Written problem> From the entries below, count the lines with "level". Write only the count.

Data supplied>
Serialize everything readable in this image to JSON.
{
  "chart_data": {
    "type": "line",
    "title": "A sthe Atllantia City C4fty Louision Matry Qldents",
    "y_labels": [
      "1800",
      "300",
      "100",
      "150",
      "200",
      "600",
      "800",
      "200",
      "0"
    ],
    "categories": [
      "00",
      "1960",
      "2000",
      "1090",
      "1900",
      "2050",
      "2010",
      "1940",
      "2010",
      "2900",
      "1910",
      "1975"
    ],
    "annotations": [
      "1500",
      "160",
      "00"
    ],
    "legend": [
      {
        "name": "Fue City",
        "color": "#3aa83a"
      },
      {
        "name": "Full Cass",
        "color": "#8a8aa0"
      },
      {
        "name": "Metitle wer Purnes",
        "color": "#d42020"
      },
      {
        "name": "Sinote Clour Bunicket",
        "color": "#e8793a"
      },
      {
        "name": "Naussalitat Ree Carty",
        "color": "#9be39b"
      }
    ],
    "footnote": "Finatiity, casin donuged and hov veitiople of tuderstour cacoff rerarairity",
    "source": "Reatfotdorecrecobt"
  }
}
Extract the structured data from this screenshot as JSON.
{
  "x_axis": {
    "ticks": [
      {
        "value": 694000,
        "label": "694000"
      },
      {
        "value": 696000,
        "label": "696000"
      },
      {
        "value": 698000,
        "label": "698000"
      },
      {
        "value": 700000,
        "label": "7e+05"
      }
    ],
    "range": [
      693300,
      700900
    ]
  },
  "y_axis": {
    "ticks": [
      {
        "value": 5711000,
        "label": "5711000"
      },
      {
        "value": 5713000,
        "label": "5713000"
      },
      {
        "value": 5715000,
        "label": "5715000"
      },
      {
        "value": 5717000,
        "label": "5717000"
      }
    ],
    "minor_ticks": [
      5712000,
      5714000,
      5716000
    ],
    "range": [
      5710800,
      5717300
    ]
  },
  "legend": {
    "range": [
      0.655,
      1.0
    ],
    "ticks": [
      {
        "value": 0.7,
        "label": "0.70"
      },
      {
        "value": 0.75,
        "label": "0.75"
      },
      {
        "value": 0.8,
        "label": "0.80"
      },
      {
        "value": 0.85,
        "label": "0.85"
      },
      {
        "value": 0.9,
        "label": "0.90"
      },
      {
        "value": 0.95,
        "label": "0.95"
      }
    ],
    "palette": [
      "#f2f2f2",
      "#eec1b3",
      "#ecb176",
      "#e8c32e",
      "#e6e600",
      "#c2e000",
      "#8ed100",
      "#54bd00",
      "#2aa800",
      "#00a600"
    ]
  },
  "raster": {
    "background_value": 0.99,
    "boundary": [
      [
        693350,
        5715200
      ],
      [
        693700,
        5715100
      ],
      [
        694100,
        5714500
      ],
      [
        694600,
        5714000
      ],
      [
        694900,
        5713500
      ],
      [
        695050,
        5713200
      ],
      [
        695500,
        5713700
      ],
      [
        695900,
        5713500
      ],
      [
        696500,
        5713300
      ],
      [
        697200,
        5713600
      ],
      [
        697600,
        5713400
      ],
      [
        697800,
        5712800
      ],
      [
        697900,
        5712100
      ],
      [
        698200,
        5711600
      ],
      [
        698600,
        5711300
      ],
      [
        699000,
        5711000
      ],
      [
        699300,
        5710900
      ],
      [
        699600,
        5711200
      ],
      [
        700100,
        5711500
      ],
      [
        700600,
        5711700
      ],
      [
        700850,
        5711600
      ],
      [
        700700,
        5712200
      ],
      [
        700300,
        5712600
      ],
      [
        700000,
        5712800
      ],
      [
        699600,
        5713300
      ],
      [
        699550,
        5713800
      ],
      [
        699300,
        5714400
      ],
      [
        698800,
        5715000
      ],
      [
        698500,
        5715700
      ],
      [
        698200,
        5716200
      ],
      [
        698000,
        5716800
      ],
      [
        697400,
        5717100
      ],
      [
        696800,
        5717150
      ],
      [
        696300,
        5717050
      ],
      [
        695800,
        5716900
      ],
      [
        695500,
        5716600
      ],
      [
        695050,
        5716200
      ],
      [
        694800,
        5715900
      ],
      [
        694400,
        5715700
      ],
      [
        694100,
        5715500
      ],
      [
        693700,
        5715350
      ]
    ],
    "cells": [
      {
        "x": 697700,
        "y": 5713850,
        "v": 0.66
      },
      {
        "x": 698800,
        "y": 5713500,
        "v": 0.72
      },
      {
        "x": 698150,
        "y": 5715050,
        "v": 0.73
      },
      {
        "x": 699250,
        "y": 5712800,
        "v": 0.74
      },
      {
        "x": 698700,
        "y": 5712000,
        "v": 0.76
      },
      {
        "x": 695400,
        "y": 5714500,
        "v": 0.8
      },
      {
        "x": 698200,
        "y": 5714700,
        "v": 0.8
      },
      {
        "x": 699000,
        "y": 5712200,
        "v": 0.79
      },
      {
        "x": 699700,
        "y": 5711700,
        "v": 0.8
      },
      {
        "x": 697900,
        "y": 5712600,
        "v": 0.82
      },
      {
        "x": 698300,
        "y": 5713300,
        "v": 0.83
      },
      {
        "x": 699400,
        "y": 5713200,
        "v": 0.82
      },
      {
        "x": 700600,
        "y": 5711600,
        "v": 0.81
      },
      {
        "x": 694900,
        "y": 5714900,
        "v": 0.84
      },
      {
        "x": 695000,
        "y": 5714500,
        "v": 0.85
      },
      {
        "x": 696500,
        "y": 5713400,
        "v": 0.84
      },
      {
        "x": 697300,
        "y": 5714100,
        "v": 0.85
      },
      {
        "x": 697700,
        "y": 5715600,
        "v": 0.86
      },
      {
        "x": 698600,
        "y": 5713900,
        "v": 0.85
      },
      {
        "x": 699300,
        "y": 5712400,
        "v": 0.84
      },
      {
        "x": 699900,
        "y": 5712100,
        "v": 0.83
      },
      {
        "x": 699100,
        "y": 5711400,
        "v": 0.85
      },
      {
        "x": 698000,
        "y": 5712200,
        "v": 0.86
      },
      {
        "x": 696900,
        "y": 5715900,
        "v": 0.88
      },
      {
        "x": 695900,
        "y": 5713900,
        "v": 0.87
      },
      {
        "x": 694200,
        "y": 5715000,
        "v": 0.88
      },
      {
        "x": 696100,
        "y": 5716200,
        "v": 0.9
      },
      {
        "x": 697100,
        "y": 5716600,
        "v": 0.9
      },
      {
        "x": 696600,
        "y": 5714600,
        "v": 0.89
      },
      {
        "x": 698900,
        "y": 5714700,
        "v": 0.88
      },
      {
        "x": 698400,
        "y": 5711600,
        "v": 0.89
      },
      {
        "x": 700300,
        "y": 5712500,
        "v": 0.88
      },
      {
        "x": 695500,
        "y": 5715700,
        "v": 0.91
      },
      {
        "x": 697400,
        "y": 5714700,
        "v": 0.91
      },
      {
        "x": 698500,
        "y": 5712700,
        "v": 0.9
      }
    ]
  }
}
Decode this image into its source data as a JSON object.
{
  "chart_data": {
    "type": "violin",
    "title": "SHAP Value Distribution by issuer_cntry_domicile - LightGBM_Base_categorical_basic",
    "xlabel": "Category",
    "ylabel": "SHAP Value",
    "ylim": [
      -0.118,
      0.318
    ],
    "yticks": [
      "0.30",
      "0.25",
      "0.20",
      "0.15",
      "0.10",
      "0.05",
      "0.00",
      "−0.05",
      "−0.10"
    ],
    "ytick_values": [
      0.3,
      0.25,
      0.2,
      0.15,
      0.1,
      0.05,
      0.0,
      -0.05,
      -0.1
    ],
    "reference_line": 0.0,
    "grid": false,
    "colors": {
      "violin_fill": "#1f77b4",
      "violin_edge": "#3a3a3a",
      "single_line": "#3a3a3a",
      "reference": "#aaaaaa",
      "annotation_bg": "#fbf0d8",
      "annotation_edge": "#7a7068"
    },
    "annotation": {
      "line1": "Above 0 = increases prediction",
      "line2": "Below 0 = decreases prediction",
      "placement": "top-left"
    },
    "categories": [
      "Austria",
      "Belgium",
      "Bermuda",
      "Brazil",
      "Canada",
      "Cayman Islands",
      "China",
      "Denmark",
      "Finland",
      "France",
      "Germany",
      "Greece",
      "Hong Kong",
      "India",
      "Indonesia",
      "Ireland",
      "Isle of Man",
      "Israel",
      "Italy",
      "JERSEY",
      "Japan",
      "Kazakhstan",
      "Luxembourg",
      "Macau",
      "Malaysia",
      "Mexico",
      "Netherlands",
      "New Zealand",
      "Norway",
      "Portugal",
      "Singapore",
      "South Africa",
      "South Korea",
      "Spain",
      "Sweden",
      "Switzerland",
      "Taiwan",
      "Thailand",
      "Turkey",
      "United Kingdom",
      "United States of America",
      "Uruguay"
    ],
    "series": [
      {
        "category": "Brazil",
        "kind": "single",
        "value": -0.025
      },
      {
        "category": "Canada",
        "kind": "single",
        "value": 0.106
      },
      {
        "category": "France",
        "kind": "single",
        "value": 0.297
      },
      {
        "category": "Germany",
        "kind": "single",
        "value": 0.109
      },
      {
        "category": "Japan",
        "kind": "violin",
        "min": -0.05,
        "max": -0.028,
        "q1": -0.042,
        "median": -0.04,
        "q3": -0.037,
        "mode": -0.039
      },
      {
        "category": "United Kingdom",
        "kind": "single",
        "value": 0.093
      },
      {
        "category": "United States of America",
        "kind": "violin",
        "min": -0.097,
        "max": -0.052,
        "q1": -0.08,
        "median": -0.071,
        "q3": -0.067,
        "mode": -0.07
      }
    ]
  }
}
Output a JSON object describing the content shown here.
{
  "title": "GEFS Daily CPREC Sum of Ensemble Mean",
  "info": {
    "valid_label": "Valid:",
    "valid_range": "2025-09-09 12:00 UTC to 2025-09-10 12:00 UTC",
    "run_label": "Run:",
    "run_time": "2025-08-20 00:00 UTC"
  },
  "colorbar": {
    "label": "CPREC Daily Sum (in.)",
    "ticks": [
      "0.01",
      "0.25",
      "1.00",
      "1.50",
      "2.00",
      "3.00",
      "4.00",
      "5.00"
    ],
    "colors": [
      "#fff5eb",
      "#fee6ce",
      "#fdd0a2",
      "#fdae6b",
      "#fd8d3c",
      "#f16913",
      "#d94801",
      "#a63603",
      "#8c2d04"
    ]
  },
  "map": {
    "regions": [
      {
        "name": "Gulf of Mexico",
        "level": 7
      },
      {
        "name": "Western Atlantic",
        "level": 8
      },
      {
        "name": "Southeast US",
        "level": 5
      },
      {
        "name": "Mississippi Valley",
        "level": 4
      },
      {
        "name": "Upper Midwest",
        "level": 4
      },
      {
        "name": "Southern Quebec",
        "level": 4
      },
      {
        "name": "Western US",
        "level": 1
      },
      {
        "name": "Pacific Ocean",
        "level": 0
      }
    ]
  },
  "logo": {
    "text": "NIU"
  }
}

Task response> 8